● EXERCISE PROMPT
Write out each line beneath this one exactly as it reads.

--

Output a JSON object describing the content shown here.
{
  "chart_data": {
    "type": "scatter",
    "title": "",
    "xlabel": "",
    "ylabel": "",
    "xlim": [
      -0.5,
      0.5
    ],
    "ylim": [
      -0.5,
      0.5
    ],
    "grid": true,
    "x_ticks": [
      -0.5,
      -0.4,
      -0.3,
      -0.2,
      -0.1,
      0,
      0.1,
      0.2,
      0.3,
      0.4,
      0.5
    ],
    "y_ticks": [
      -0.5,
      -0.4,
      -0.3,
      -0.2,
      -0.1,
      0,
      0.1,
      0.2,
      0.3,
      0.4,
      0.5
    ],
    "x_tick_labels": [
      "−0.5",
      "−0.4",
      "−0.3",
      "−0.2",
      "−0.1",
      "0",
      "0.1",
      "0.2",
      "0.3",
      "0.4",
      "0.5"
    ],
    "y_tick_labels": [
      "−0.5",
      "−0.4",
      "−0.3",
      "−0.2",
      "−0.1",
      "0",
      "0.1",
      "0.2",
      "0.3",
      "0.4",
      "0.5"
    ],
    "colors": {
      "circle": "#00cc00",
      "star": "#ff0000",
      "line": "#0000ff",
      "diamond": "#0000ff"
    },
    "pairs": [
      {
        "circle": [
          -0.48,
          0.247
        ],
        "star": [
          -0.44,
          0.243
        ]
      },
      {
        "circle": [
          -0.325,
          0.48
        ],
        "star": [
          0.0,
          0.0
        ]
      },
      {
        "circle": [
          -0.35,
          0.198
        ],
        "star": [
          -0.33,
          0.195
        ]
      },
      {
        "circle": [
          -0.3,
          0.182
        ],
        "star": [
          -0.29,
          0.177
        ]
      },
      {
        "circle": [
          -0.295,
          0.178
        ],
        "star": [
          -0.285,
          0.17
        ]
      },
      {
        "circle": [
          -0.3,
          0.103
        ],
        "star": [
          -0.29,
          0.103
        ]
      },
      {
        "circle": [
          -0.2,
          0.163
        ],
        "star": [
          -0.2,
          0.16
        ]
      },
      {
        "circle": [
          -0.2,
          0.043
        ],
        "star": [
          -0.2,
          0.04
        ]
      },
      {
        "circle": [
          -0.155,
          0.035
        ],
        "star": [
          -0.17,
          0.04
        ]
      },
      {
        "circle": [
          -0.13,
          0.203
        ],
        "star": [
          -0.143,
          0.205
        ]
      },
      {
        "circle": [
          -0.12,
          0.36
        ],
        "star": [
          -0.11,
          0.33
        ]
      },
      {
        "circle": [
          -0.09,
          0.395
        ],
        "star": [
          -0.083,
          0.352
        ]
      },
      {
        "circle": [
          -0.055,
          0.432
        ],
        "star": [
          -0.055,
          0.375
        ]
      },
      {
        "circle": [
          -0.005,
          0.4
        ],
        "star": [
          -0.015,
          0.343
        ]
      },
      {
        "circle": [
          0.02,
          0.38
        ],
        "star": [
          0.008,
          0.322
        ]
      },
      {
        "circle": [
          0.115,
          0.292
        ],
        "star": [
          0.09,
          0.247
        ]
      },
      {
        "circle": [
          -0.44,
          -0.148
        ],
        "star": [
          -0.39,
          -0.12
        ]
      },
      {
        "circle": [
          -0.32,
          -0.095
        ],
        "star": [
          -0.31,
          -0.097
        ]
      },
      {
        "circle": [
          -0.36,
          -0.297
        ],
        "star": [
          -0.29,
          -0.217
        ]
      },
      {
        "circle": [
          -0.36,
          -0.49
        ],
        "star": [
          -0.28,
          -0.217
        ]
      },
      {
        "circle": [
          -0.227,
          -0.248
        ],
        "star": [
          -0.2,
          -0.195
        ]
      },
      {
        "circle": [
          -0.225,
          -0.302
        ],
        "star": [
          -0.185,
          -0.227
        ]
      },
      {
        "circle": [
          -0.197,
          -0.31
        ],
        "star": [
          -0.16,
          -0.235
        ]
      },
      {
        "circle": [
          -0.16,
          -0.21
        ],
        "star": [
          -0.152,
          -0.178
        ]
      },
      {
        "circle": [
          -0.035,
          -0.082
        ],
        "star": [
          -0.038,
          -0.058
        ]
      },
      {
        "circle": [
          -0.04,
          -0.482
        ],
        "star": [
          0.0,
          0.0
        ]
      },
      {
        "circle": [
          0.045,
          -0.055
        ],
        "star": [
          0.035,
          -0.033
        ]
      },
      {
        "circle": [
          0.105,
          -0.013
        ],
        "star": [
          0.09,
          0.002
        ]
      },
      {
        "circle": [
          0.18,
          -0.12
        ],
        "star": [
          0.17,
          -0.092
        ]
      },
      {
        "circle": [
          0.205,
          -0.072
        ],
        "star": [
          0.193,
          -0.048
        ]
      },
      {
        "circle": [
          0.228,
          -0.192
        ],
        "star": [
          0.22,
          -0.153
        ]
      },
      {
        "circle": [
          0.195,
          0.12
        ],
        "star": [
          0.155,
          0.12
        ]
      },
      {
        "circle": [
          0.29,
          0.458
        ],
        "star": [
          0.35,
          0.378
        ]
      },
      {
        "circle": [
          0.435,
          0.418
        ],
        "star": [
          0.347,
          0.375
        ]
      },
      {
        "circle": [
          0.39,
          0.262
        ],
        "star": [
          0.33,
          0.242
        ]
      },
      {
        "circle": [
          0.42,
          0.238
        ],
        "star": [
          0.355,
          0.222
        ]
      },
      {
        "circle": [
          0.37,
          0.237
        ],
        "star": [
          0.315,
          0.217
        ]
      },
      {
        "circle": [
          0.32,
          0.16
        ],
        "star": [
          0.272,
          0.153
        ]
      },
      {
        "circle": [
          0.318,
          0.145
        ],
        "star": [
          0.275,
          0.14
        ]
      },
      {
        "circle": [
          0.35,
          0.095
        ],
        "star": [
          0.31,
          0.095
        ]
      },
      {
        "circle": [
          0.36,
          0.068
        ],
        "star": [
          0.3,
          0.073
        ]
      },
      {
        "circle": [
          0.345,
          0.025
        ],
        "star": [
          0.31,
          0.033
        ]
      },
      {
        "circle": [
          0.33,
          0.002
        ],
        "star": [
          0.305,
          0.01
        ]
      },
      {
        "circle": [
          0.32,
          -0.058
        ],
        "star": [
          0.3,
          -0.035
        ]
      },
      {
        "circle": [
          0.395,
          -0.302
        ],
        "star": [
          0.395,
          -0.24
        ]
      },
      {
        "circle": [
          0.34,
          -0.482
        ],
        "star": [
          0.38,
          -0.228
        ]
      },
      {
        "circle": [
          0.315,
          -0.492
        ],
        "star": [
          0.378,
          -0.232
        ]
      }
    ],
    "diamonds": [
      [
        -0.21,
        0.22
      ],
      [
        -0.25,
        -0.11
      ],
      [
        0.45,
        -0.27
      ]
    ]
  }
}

--

● OUTPUT OF THE EXERCISE
Output a JSON object describing the content shown here.
{
  "chart_data": {
    "type": "scatter",
    "title": "",
    "xlabel": "",
    "ylabel": "",
    "xlim": [
      -0.5,
      0.5
    ],
    "ylim": [
      -0.5,
      0.5
    ],
    "grid": true,
    "x_ticks": [
      -0.5,
      -0.4,
      -0.3,
      -0.2,
      -0.1,
      0,
      0.1,
      0.2,
      0.3,
      0.4,
      0.5
    ],
    "y_ticks": [
      -0.5,
      -0.4,
      -0.3,
      -0.2,
      -0.1,
      0,
      0.1,
      0.2,
      0.3,
      0.4,
      0.5
    ],
    "x_tick_labels": [
      "−0.5",
      "−0.4",
      "−0.3",
      "−0.2",
      "−0.1",
      "0",
      "0.1",
      "0.2",
      "0.3",
      "0.4",
      "0.5"
    ],
    "y_tick_labels": [
      "−0.5",
      "−0.4",
      "−0.3",
      "−0.2",
      "−0.1",
      "0",
      "0.1",
      "0.2",
      "0.3",
      "0.4",
      "0.5"
    ],
    "colors": {
      "circle": "#00cc00",
      "star": "#ff0000",
      "line": "#0000ff",
      "diamond": "#0000ff"
    },
    "pairs": [
      {
        "circle": [
          -0.48,
          0.247
        ],
        "star": [
          -0.44,
          0.243
        ]
      },
      {
        "circle": [
          -0.325,
          0.48
        ],
        "star": [
          0.0,
          0.0
        ]
      },
      {
        "circle": [
          -0.35,
          0.198
        ],
        "star": [
          -0.33,
          0.195
        ]
      },
      {
        "circle": [
          -0.3,
          0.182
        ],
        "star": [
          -0.29,
          0.177
        ]
      },
      {
        "circle": [
          -0.295,
          0.178
        ],
        "star": [
          -0.285,
          0.17
        ]
      },
      {
        "circle": [
          -0.3,
          0.103
        ],
        "star": [
          -0.29,
          0.103
        ]
      },
      {
        "circle": [
          -0.2,
          0.163
        ],
        "star": [
          -0.2,
          0.16
        ]
      },
      {
        "circle": [
          -0.2,
          0.043
        ],
        "star": [
          -0.2,
          0.04
        ]
      },
      {
        "circle": [
          -0.155,
          0.035
        ],
        "star": [
          -0.17,
          0.04
        ]
      },
      {
        "circle": [
          -0.13,
          0.203
        ],
        "star": [
          -0.143,
          0.205
        ]
      },
      {
        "circle": [
          -0.12,
          0.36
        ],
        "star": [
          -0.11,
          0.33
        ]
      },
      {
        "circle": [
          -0.09,
          0.395
        ],
        "star": [
          -0.083,
          0.352
        ]
      },
      {
        "circle": [
          -0.055,
          0.432
        ],
        "star": [
          -0.055,
          0.375
        ]
      },
      {
        "circle": [
          -0.005,
          0.4
        ],
        "star": [
          -0.015,
          0.343
        ]
      },
      {
        "circle": [
          0.02,
          0.38
        ],
        "star": [
          0.008,
          0.322
        ]
      },
      {
        "circle": [
          0.115,
          0.292
        ],
        "star": [
          0.09,
          0.247
        ]
      },
      {
        "circle": [
          -0.44,
          -0.148
        ],
        "star": [
          -0.39,
          -0.12
        ]
      },
      {
        "circle": [
          -0.32,
          -0.095
        ],
        "star": [
          -0.31,
          -0.097
        ]
      },
      {
        "circle": [
          -0.36,
          -0.297
        ],
        "star": [
          -0.29,
          -0.217
        ]
      },
      {
        "circle": [
          -0.36,
          -0.49
        ],
        "star": [
          -0.28,
          -0.217
        ]
      },
      {
        "circle": [
          -0.227,
          -0.248
        ],
        "star": [
          -0.2,
          -0.195
        ]
      },
      {
        "circle": [
          -0.225,
          -0.302
        ],
        "star": [
          -0.185,
          -0.227
        ]
      },
      {
        "circle": [
          -0.197,
          -0.31
        ],
        "star": [
          -0.16,
          -0.235
        ]
      },
      {
        "circle": [
          -0.16,
          -0.21
        ],
        "star": [
          -0.152,
          -0.178
        ]
      },
      {
        "circle": [
          -0.035,
          -0.082
        ],
        "star": [
          -0.038,
          -0.058
        ]
      },
      {
        "circle": [
          -0.04,
          -0.482
        ],
        "star": [
          0.0,
          0.0
        ]
      },
      {
        "circle": [
          0.045,
          -0.055
        ],
        "star": [
          0.035,
          -0.033
        ]
      },
      {
        "circle": [
          0.105,
          -0.013
        ],
        "star": [
          0.09,
          0.002
        ]
      },
      {
        "circle": [
          0.18,
          -0.12
        ],
        "star": [
          0.17,
          -0.092
        ]
      },
      {
        "circle": [
          0.205,
          -0.072
        ],
        "star": [
          0.193,
          -0.048
        ]
      },
      {
        "circle": [
          0.228,
          -0.192
        ],
        "star": [
          0.22,
          -0.153
        ]
      },
      {
        "circle": [
          0.195,
          0.12
        ],
        "star": [
          0.155,
          0.12
        ]
      },
      {
        "circle": [
          0.29,
          0.458
        ],
        "star": [
          0.35,
          0.378
        ]
      },
      {
        "circle": [
          0.435,
          0.418
        ],
        "star": [
          0.347,
          0.375
        ]
      },
      {
        "circle": [
          0.39,
          0.262
        ],
        "star": [
          0.33,
          0.242
        ]
      },
      {
        "circle": [
          0.42,
          0.238
        ],
        "star": [
          0.355,
          0.222
        ]
      },
      {
        "circle": [
          0.37,
          0.237
        ],
        "star": [
          0.315,
          0.217
        ]
      },
      {
        "circle": [
          0.32,
          0.16
        ],
        "star": [
          0.272,
          0.153
        ]
      },
      {
        "circle": [
          0.318,
          0.145
        ],
        "star": [
          0.275,
          0.14
        ]
      },
      {
        "circle": [
          0.35,
          0.095
        ],
        "star": [
          0.31,
          0.095
        ]
      },
      {
        "circle": [
          0.36,
          0.068
        ],
        "star": [
          0.3,
          0.073
        ]
      },
      {
        "circle": [
          0.345,
          0.025
        ],
        "star": [
          0.31,
          0.033
        ]
      },
      {
        "circle": [
          0.33,
          0.002
        ],
        "star": [
          0.305,
          0.01
        ]
      },
      {
        "circle": [
          0.32,
          -0.058
        ],
        "star": [
          0.3,
          -0.035
        ]
      },
      {
        "circle": [
          0.395,
          -0.302
        ],
        "star": [
          0.395,
          -0.24
        ]
      },
      {
        "circle": [
          0.34,
          -0.482
        ],
        "star": [
          0.38,
          -0.228
        ]
      },
      {
        "circle": [
          0.315,
          -0.492
        ],
        "star": [
          0.378,
          -0.232
        ]
      }
    ],
    "diamonds": [
      [
        -0.21,
        0.22
      ],
      [
        -0.25,
        -0.11
      ],
      [
        0.45,
        -0.27
      ]
    ]
  }
}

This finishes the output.